**TASK INSTRUCTIONS**
Give the number of lines below that contain the word "Mjölby", and nothing else.

==========

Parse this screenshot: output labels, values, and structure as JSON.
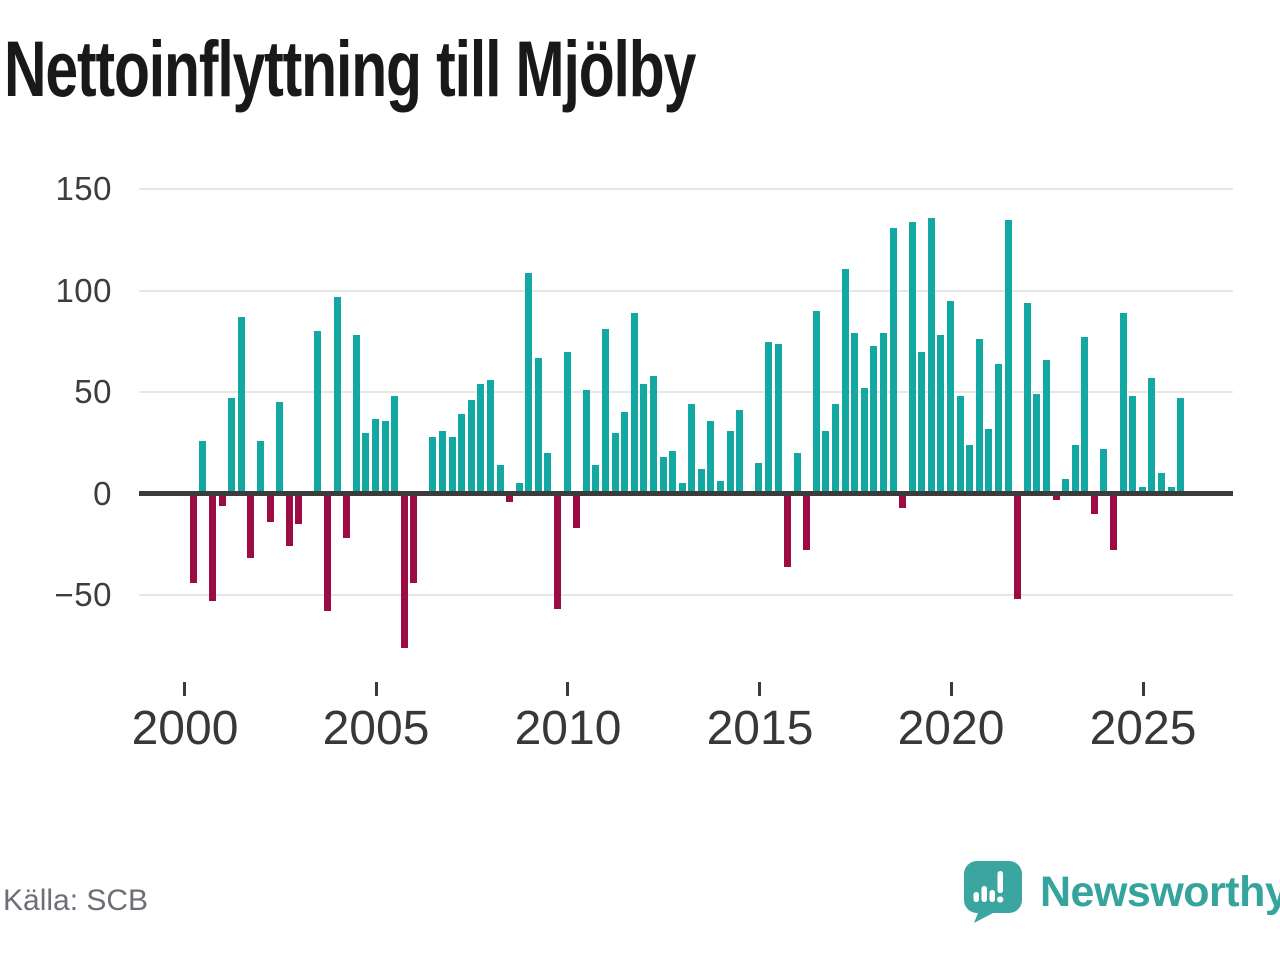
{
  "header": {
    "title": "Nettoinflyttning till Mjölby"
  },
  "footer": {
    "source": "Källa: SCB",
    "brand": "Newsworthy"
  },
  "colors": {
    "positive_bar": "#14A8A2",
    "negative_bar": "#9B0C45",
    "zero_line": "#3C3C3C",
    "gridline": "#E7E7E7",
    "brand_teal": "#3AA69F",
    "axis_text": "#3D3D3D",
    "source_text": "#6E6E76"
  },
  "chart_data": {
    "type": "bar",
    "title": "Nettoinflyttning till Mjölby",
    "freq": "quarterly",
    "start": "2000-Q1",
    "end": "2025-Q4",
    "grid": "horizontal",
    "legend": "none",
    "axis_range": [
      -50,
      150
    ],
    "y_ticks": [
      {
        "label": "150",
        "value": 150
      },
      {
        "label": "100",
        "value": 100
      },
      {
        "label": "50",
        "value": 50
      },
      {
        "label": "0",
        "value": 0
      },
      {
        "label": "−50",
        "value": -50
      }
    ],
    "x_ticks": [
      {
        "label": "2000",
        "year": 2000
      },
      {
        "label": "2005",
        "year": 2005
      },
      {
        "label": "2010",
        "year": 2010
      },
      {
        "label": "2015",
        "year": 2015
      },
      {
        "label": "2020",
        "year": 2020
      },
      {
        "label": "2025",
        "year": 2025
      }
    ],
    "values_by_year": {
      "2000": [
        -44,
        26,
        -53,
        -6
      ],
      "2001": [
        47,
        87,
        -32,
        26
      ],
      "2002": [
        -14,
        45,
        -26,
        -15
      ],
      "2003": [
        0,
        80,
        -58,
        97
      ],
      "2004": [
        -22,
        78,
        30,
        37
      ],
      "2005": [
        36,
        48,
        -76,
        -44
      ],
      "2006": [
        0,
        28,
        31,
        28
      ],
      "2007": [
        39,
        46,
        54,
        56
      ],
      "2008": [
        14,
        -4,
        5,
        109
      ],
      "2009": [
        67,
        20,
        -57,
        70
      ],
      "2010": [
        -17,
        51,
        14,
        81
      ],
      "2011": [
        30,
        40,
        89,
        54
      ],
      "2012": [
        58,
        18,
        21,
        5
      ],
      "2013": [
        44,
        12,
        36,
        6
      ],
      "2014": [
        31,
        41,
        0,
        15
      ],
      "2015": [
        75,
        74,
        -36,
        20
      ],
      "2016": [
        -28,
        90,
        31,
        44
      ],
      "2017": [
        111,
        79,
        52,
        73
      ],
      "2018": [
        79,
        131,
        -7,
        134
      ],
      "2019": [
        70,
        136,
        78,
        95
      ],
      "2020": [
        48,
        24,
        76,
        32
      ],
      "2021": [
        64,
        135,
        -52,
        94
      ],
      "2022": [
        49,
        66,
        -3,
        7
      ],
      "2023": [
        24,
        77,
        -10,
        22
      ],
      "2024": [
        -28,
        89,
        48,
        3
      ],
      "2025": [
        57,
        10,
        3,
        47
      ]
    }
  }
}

==========

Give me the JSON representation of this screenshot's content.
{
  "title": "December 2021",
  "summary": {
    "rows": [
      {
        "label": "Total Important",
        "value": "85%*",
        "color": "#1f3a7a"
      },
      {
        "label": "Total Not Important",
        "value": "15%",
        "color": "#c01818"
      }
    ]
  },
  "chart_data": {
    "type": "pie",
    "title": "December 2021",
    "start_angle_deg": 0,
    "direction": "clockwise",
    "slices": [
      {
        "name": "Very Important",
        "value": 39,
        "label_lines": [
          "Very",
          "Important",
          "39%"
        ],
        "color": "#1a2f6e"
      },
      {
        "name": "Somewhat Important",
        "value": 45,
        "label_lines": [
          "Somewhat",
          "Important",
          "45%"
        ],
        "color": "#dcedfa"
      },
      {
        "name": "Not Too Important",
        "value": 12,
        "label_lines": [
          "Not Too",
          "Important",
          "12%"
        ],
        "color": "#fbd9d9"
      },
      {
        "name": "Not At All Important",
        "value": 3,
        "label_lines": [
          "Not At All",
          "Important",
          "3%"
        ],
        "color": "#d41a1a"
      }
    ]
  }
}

==========

**FULL ANSWER**
2